— Your instructions —
Can you write out the whole listing exactly?

— Available data —
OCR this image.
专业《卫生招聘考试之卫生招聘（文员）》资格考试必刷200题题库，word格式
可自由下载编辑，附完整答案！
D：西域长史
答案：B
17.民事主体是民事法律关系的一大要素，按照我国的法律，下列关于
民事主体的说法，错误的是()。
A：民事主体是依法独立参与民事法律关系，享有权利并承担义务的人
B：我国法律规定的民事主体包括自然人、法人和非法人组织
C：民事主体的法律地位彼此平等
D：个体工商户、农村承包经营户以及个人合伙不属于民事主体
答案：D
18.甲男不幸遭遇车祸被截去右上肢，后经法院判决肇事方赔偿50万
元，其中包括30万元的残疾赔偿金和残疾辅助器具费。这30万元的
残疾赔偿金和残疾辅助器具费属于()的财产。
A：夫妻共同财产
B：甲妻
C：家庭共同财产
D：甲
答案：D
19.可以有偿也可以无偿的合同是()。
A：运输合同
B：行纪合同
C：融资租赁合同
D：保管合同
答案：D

— Expected answer —
OCR this image.
专业《卫生招聘考试之卫生招聘（文员）》资格考试必刷200题题库，word格式
可自由下载编辑，附完整答案！
D：西域长史
答案：B
17.民事主体是民事法律关系的一大要素，按照我国的法律，下列关于
民事主体的说法，错误的是()。
A：民事主体是依法独立参与民事法律关系，享有权利并承担义务的人
B：我国法律规定的民事主体包括自然人、法人和非法人组织
C：民事主体的法律地位彼此平等
D：个体工商户、农村承包经营户以及个人合伙不属于民事主体
答案：D
18.甲男不幸遭遇车祸被截去右上肢，后经法院判决肇事方赔偿50万
元，其中包括30万元的残疾赔偿金和残疾辅助器具费。这30万元的
残疾赔偿金和残疾辅助器具费属于()的财产。
A：夫妻共同财产
B：甲妻
C：家庭共同财产
D：甲
答案：D
19.可以有偿也可以无偿的合同是()。
A：运输合同
B：行纪合同
C：融资租赁合同
D：保管合同
答案：D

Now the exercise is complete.